• [Goal] Find the number of lines below in which the word "data" appears, and write that number only.

• [Records provided]
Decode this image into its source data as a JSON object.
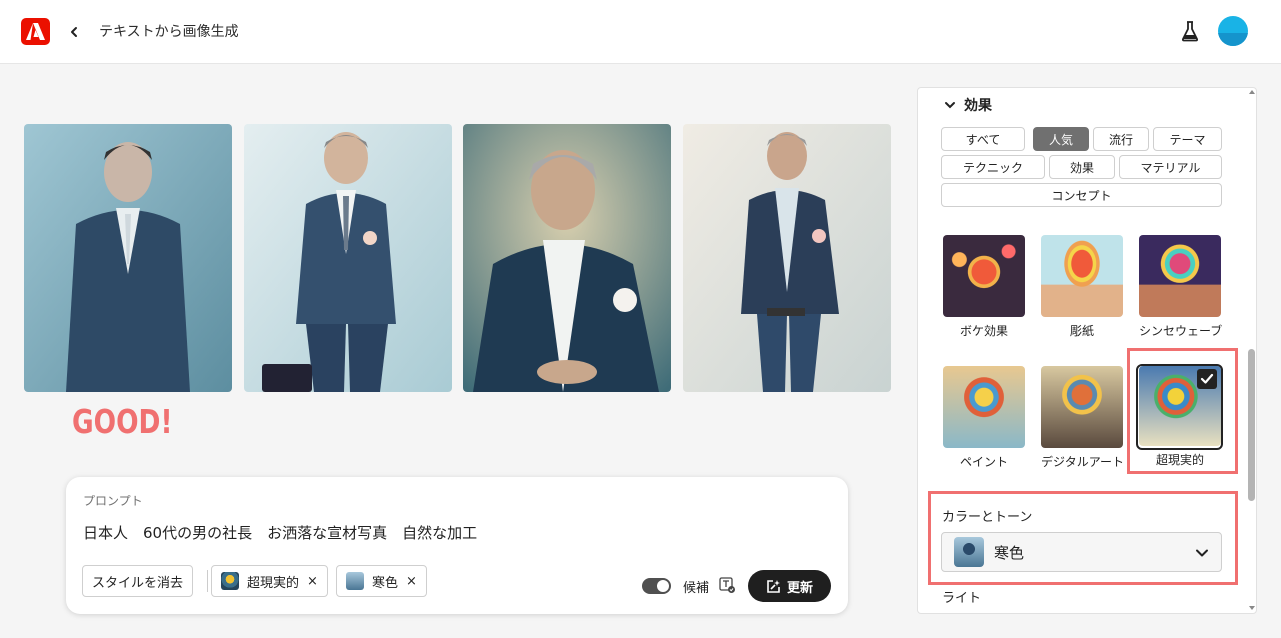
{
  "app": {
    "title": "テキストから画像生成",
    "brand_color": "#eb1000"
  },
  "header": {
    "back_icon": "chevron-left-icon",
    "labs_icon": "flask-icon",
    "avatar_icon": "user-avatar"
  },
  "results": {
    "images": [
      {
        "desc": "generated-portrait-1"
      },
      {
        "desc": "generated-portrait-2"
      },
      {
        "desc": "generated-portrait-3"
      },
      {
        "desc": "generated-portrait-4"
      }
    ],
    "annotation": "GOOD!"
  },
  "prompt": {
    "label": "プロンプト",
    "text": "日本人　60代の男の社長　お洒落な宣材写真　自然な加工",
    "clear_style_label": "スタイルを消去",
    "chips": [
      {
        "label": "超現実的",
        "remove": "×"
      },
      {
        "label": "寒色",
        "remove": "×"
      }
    ],
    "candidates_label": "候補",
    "update_label": "更新"
  },
  "effects": {
    "section_title": "効果",
    "filter_tabs": [
      "すべて",
      "人気",
      "流行",
      "テーマ",
      "テクニック",
      "効果",
      "マテリアル",
      "コンセプト"
    ],
    "active_tab": "人気",
    "styles": [
      {
        "label": "ボケ効果",
        "selected": false
      },
      {
        "label": "彫紙",
        "selected": false
      },
      {
        "label": "シンセウェーブ",
        "selected": false
      },
      {
        "label": "ペイント",
        "selected": false
      },
      {
        "label": "デジタルアート",
        "selected": false
      },
      {
        "label": "超現実的",
        "selected": true
      }
    ]
  },
  "color_tone": {
    "label": "カラーとトーン",
    "selected": "寒色"
  },
  "light": {
    "label": "ライト"
  },
  "colors": {
    "highlight": "#f07070",
    "button_dark": "#1f1f1f"
  }
}
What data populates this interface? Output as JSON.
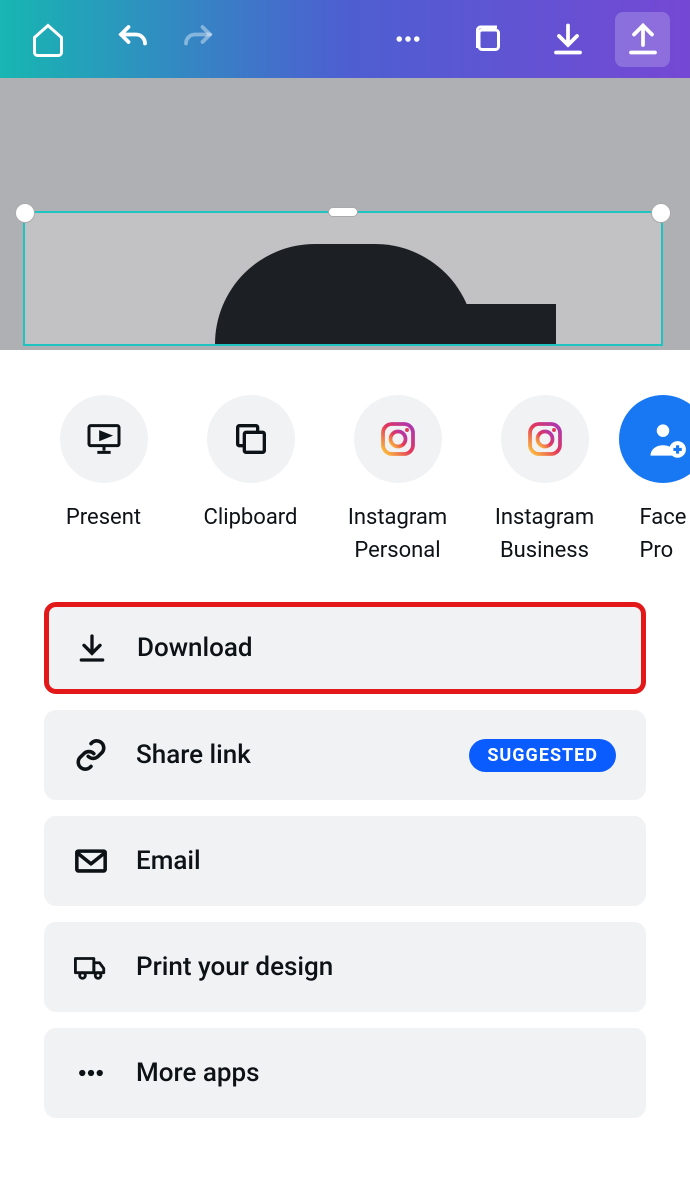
{
  "quick_actions": [
    {
      "label": "Present"
    },
    {
      "label": "Clipboard"
    },
    {
      "label": "Instagram Personal"
    },
    {
      "label": "Instagram Business"
    },
    {
      "label": "Facebook Profile"
    }
  ],
  "actions": {
    "download": {
      "label": "Download"
    },
    "share_link": {
      "label": "Share link",
      "badge": "SUGGESTED"
    },
    "email": {
      "label": "Email"
    },
    "print": {
      "label": "Print your design"
    },
    "more": {
      "label": "More apps"
    }
  }
}
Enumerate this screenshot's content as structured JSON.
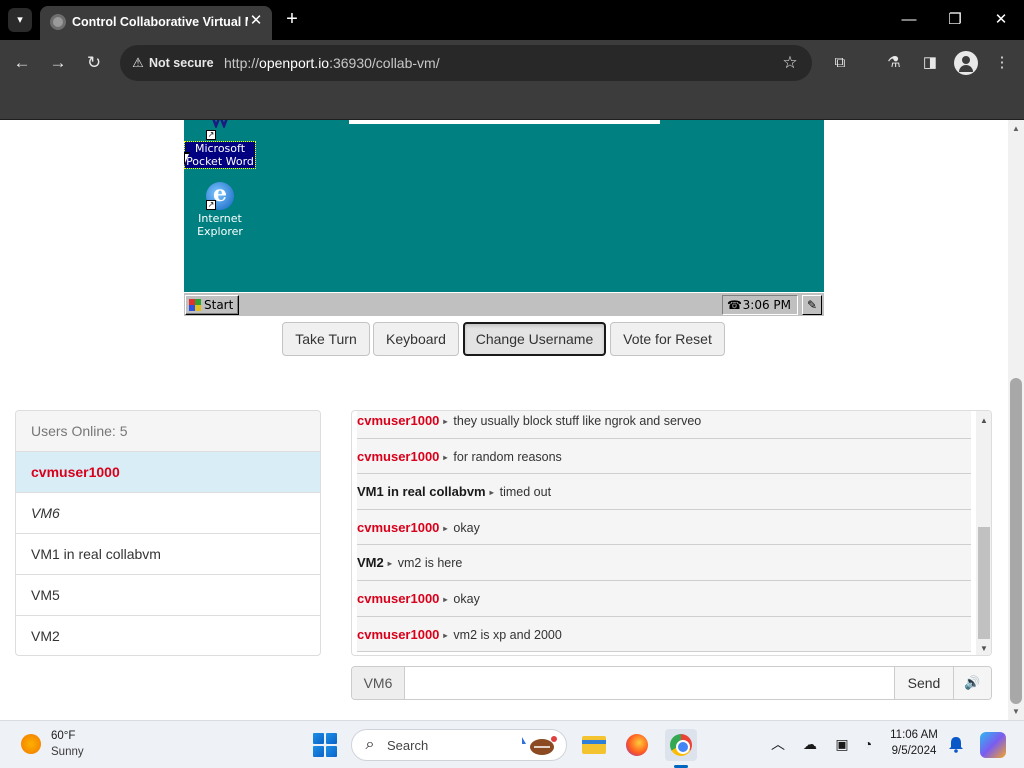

• [Exercise solution] 2